Job: In this exercise, return the whole listing exactly, excluding any images.

(Dataset listings of figures)
++++++++

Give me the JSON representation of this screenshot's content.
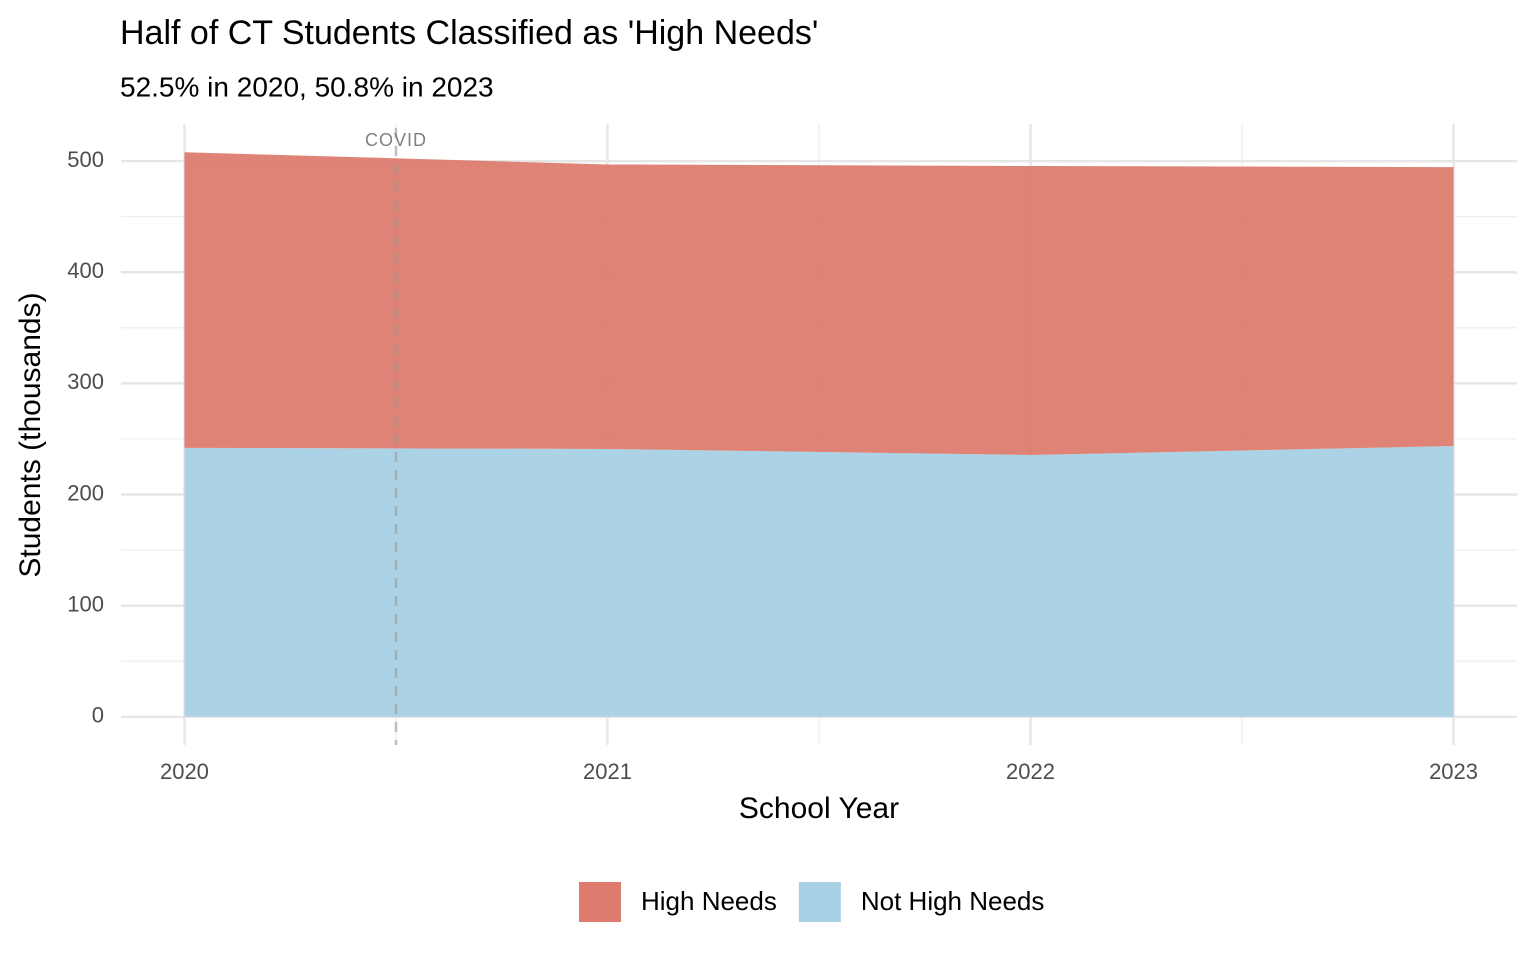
{
  "chart_data": {
    "type": "stacked_area",
    "title": "Half of CT Students Classified as 'High Needs'",
    "subtitle": "52.5% in 2020, 50.8% in 2023",
    "x_label": "School Year",
    "y_label": "Students (thousands)",
    "x": [
      2020,
      2021,
      2022,
      2023
    ],
    "series": [
      {
        "name": "High Needs",
        "color": "#dd7c6f",
        "values": [
          266,
          256,
          260,
          251
        ]
      },
      {
        "name": "Not High Needs",
        "color": "#a8d0e4",
        "values": [
          242,
          241,
          235.6,
          243.6
        ]
      }
    ],
    "xlim": [
      2019.85,
      2023.15
    ],
    "ylim": [
      -25.4,
      533.4
    ],
    "xticks": [
      2020,
      2021,
      2022,
      2023
    ],
    "yticks": [
      0,
      100,
      200,
      300,
      400,
      500
    ],
    "x_minor_ticks": [
      2020.5,
      2021.5,
      2022.5
    ],
    "y_minor_ticks": [
      50,
      150,
      250,
      350,
      450
    ],
    "grid": true,
    "legend": "bottom",
    "annotations": [
      {
        "x": 2020.5,
        "label": "COVID"
      }
    ]
  }
}
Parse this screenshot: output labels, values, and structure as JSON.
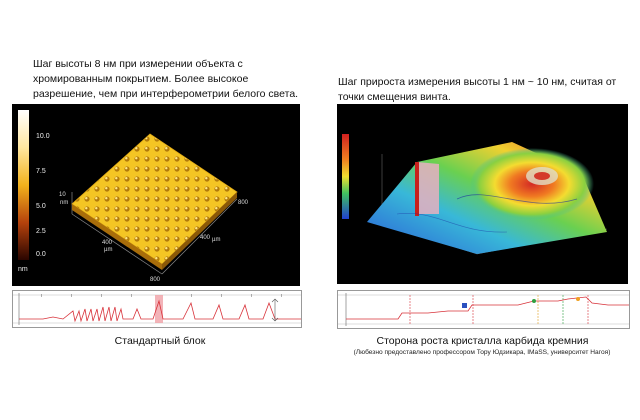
{
  "left": {
    "description": "Шаг высоты 8 нм при измерении объекта с хромированным  покрытием. Более высокое разрешение, чем при интерферометрии белого света.",
    "colorbar_ticks": [
      "10.0",
      "7.5",
      "5.0",
      "2.5",
      "0.0"
    ],
    "colorbar_unit": "nm",
    "axis_labels": [
      "10",
      "nm",
      "400",
      "µm",
      "400",
      "µm",
      "800",
      "800"
    ],
    "caption": "Стандартный блок"
  },
  "right": {
    "description": "Шаг прироста измерения высоты 1 нм ~ 10 нм, считая от точки смещения винта.",
    "caption": "Сторона роста кристалла карбида кремния",
    "credit": "(Любезно предоставлено профессором Тору Юдзикара, IMaSS, университет Нагоя)"
  },
  "colors": {
    "background": "#ffffff",
    "panel": "#000000",
    "surface_yellow": "#f2c21c",
    "profile_line": "#d8323a"
  }
}
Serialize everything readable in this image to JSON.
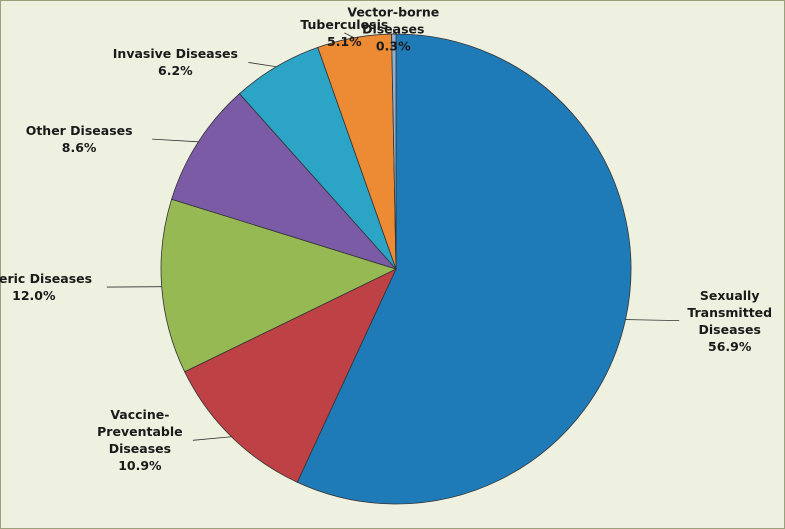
{
  "chart_data": {
    "type": "pie",
    "categories": [
      "Sexually Transmitted Diseases",
      "Vaccine-Preventable Diseases",
      "Enteric Diseases",
      "Other Diseases",
      "Invasive Diseases",
      "Tuberculosis",
      "Vector-borne Diseases"
    ],
    "values": [
      56.9,
      10.9,
      12.0,
      8.6,
      6.2,
      5.1,
      0.3
    ],
    "value_labels": [
      "56.9%",
      "10.9%",
      "12.0%",
      "8.6%",
      "6.2%",
      "5.1%",
      "0.3%"
    ],
    "colors": [
      "#1f7bb8",
      "#be4145",
      "#97b954",
      "#7b5ba6",
      "#2ba4c6",
      "#ed8b35",
      "#8fb0d4"
    ],
    "start": "top",
    "direction": "clockwise"
  }
}
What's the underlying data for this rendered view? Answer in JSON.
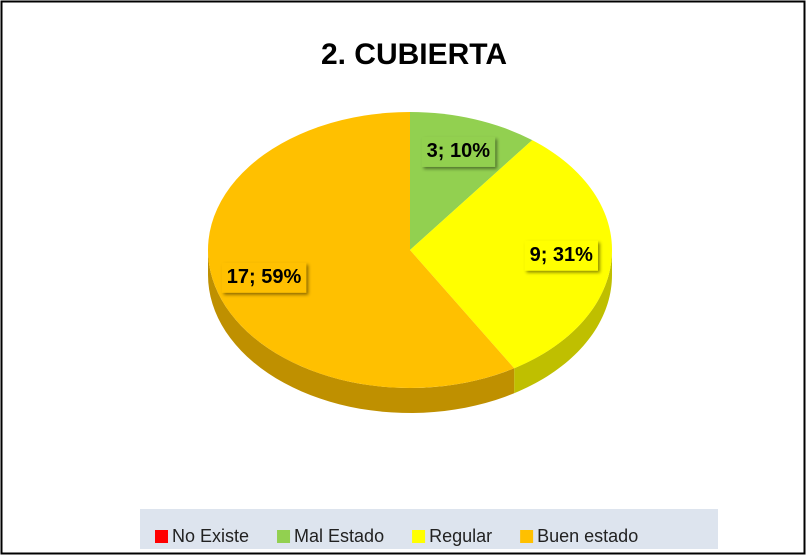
{
  "chart_data": {
    "type": "pie",
    "title": "2. CUBIERTA",
    "categories": [
      "No Existe",
      "Mal Estado",
      "Regular",
      "Buen estado"
    ],
    "values": [
      0,
      3,
      9,
      17
    ],
    "value_labels": [
      null,
      "3; 10%",
      "9; 31%",
      "17; 59%"
    ],
    "colors": [
      "#ff0000",
      "#92d050",
      "#ffff00",
      "#ffc000"
    ],
    "legend": "bottom"
  }
}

++++++++

Result:
Give me the JSON representation of this screenshot's content.
{
  "chart_data": {
    "type": "stacked_area",
    "title": "Half of CT Students Classified as 'High Needs'",
    "subtitle": "52.5% in 2020, 50.8% in 2023",
    "x_label": "School Year",
    "y_label": "Students (thousands)",
    "x": [
      2020,
      2021,
      2022,
      2023
    ],
    "series": [
      {
        "name": "High Needs",
        "color": "#dd7c6f",
        "values": [
          266,
          256,
          260,
          251
        ]
      },
      {
        "name": "Not High Needs",
        "color": "#a8d0e4",
        "values": [
          242,
          241,
          235.6,
          243.6
        ]
      }
    ],
    "xlim": [
      2019.85,
      2023.15
    ],
    "ylim": [
      -25.4,
      533.4
    ],
    "xticks": [
      2020,
      2021,
      2022,
      2023
    ],
    "yticks": [
      0,
      100,
      200,
      300,
      400,
      500
    ],
    "x_minor_ticks": [
      2020.5,
      2021.5,
      2022.5
    ],
    "y_minor_ticks": [
      50,
      150,
      250,
      350,
      450
    ],
    "grid": true,
    "legend": "bottom",
    "annotations": [
      {
        "x": 2020.5,
        "label": "COVID"
      }
    ]
  }
}
Parse this screenshot: output labels, values, and structure as JSON.
{
  "left": {
    "description": "Шаг высоты 8 нм при измерении объекта с хромированным  покрытием. Более высокое разрешение, чем при интерферометрии белого света.",
    "colorbar_ticks": [
      "10.0",
      "7.5",
      "5.0",
      "2.5",
      "0.0"
    ],
    "colorbar_unit": "nm",
    "axis_labels": [
      "10",
      "nm",
      "400",
      "µm",
      "400",
      "µm",
      "800",
      "800"
    ],
    "caption": "Стандартный блок"
  },
  "right": {
    "description": "Шаг прироста измерения высоты 1 нм ~ 10 нм, считая от точки смещения винта.",
    "caption": "Сторона роста кристалла карбида кремния",
    "credit": "(Любезно предоставлено профессором Тору Юдзикара, IMaSS, университет Нагоя)"
  },
  "colors": {
    "background": "#ffffff",
    "panel": "#000000",
    "surface_yellow": "#f2c21c",
    "profile_line": "#d8323a"
  }
}
Serialize everything readable in this image to JSON.
{
  "chart_data": {
    "type": "pie",
    "categories": [
      "Sexually Transmitted Diseases",
      "Vaccine-Preventable Diseases",
      "Enteric Diseases",
      "Other Diseases",
      "Invasive Diseases",
      "Tuberculosis",
      "Vector-borne Diseases"
    ],
    "values": [
      56.9,
      10.9,
      12.0,
      8.6,
      6.2,
      5.1,
      0.3
    ],
    "value_labels": [
      "56.9%",
      "10.9%",
      "12.0%",
      "8.6%",
      "6.2%",
      "5.1%",
      "0.3%"
    ],
    "colors": [
      "#1f7bb8",
      "#be4145",
      "#97b954",
      "#7b5ba6",
      "#2ba4c6",
      "#ed8b35",
      "#8fb0d4"
    ],
    "start": "top",
    "direction": "clockwise"
  }
}
What's the underlying data for this rendered view? Answer in JSON.
{
  "chart_data": {
    "type": "pie",
    "title": "2. CUBIERTA",
    "categories": [
      "No Existe",
      "Mal Estado",
      "Regular",
      "Buen estado"
    ],
    "values": [
      0,
      3,
      9,
      17
    ],
    "value_labels": [
      null,
      "3; 10%",
      "9; 31%",
      "17; 59%"
    ],
    "colors": [
      "#ff0000",
      "#92d050",
      "#ffff00",
      "#ffc000"
    ],
    "legend": "bottom"
  }
}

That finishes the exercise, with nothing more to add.